* **Passage to read**
# # # # #
5) Understand cost shifting is not cost containment – Managing healthcare expenditures does not mean merely cost shifting increases to employees. It means engaging and communicating with employees around cost drivers, lifestyle obligations and plan changes that are designed to improve health. Many employers opt for open access networks allowing employees the ability to bypass primary care in favor of more expensive specialty care self-referrals. These paternalistic designs limit disruption but drive higher medical inflation which in turn, requires more cost shifting to employees. With new claims and episode of care data helping to designate providers who deliver higher quality and lower cost outcomes, we can design a new healthcare system around superior providers and higher quality outcomes. We can focus on rewarding primary care providers for keeping people healthy instead of bankrupting our system around a legion of medical specialties that are exponentially growing to serve the needs of tomorrow’s chronically and catastrophically ill.
6) Develop a plan – When was the last time your broker or consultant sat down with you during your budget cycle and helped develop your cost assumptions for the coming fiscal year? Every 100bps of medical trend saved translates into dollars contributed to earnings, shareholder value or private equity owner returns. HR and Benefits can been seen in a much more strategic light when a plan is developed and followed – particularly one that drives so much annual cost and increases disproportionately to all other corporate costs each year.
# # # # #
Stored data entries:

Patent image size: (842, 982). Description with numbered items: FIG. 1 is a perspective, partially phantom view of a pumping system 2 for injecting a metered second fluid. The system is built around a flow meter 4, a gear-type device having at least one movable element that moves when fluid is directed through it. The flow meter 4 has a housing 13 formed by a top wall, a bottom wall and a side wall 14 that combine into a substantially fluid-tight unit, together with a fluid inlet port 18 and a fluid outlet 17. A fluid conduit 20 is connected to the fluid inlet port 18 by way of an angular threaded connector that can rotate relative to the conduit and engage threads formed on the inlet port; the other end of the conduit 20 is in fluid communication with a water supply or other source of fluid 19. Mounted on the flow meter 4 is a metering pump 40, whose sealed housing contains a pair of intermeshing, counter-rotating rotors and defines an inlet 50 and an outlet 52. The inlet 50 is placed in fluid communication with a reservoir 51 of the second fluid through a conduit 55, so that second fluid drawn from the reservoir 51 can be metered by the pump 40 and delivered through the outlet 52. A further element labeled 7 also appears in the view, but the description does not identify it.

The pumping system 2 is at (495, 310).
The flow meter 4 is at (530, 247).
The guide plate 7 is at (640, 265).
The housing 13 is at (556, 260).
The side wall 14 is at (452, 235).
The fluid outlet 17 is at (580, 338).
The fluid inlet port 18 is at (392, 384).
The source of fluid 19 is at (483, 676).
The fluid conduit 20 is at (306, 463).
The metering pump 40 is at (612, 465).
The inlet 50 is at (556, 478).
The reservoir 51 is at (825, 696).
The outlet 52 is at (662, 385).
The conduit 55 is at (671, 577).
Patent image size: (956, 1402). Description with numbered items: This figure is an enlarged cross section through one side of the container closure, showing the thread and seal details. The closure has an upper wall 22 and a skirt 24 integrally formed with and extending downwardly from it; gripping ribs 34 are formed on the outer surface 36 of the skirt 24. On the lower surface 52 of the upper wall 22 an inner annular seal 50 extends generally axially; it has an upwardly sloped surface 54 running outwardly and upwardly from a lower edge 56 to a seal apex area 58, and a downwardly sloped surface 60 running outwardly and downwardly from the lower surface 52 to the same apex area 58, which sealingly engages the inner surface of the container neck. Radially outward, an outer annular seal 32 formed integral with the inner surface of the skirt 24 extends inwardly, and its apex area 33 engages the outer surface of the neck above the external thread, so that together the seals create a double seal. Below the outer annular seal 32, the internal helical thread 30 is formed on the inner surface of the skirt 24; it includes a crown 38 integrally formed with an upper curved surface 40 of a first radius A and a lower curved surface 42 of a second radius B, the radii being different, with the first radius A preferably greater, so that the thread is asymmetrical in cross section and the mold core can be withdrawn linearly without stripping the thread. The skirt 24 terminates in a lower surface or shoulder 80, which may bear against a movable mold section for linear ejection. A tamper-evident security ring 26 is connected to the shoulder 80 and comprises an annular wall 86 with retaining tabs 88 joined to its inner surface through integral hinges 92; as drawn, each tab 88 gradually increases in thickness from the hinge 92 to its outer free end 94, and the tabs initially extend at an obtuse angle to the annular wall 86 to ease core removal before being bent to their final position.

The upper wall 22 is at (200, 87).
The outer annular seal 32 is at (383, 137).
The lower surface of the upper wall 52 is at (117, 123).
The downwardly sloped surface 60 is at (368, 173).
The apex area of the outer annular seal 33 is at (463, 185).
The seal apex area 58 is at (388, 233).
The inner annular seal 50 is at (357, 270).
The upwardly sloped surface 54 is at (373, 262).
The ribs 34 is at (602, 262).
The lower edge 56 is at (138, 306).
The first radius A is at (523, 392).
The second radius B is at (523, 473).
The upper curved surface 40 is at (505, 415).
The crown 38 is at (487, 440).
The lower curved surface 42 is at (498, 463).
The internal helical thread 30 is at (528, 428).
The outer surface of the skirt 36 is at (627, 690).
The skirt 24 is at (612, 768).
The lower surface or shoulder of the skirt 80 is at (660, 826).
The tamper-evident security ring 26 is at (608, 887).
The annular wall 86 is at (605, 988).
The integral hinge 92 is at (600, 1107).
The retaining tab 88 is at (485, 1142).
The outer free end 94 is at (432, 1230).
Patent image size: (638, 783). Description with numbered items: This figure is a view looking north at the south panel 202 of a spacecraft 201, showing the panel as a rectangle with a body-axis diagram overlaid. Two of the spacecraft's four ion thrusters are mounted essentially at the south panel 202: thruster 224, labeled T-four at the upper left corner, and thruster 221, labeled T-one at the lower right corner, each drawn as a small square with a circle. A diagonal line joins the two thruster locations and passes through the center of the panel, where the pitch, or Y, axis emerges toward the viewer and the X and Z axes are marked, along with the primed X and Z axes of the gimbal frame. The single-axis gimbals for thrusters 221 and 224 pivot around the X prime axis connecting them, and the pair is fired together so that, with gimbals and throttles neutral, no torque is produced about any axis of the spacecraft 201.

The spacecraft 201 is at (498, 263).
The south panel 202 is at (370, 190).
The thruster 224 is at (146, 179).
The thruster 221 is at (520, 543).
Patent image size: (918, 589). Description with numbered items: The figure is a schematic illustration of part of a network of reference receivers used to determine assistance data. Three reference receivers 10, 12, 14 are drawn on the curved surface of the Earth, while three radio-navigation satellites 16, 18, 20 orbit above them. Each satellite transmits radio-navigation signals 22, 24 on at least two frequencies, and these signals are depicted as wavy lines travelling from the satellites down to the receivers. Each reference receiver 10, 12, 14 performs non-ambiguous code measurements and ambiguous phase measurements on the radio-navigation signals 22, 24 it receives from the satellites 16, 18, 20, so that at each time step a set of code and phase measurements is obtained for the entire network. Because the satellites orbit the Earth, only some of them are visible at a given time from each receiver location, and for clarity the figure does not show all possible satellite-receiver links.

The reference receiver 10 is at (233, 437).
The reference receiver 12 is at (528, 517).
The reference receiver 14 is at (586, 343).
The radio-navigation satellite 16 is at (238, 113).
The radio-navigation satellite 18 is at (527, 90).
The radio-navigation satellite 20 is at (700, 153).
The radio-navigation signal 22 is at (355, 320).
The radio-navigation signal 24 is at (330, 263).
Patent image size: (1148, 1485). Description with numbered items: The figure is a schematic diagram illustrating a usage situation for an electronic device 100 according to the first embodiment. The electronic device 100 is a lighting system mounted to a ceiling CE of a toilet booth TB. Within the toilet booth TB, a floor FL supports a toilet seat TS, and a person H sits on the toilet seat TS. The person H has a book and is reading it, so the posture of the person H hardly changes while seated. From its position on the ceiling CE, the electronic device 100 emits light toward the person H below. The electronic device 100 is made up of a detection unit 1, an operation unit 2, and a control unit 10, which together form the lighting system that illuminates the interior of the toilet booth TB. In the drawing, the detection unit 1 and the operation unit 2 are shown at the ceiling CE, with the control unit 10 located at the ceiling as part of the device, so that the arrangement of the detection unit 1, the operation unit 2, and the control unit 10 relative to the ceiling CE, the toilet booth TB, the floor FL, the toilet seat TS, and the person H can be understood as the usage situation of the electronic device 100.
# # # # #
* **Problems and tasks**
- 1) Condense the paragraph of the passage on healthcare costs that begins "6) Develop a plan" into a short bulleted list, keeping its main facts.
- 2) Summarize the passage on healthcare costs in two sentences.
- 3) According to the passage on healthcare costs, what can dollars from every 100bps of medical trend saved be contributed to? List all of them.
These entries were taken from a different source than the passage on healthcare costs.

* **Answers to the exercise**
- 1)
- Ask when a broker or consultant last sat down during the budget cycle to help develop cost assumptions for the coming fiscal year.
- Every 100bps of medical trend saved becomes dollars contributed to earnings, shareholder value or private equity owner returns.
- HR and Benefits can be seen as more strategic when a plan is developed and followed, especially for a cost that is large each year and rises disproportionately to all other corporate costs.

- 2) Managing healthcare costs means engaging employees about cost drivers, lifestyle obligations and plan changes rather than merely shifting costs to them, and claims and episode-of-care data can support a system built around higher-quality, lower-cost providers that rewards primary care for keeping people healthy. Developing and following a plan that includes cost assumptions for the coming fiscal year turns medical trend savings into dollars contributed to earnings and lets HR and Benefits be seen as more strategic.

- 3)
- Earnings
- Shareholder value
- Private equity owner returns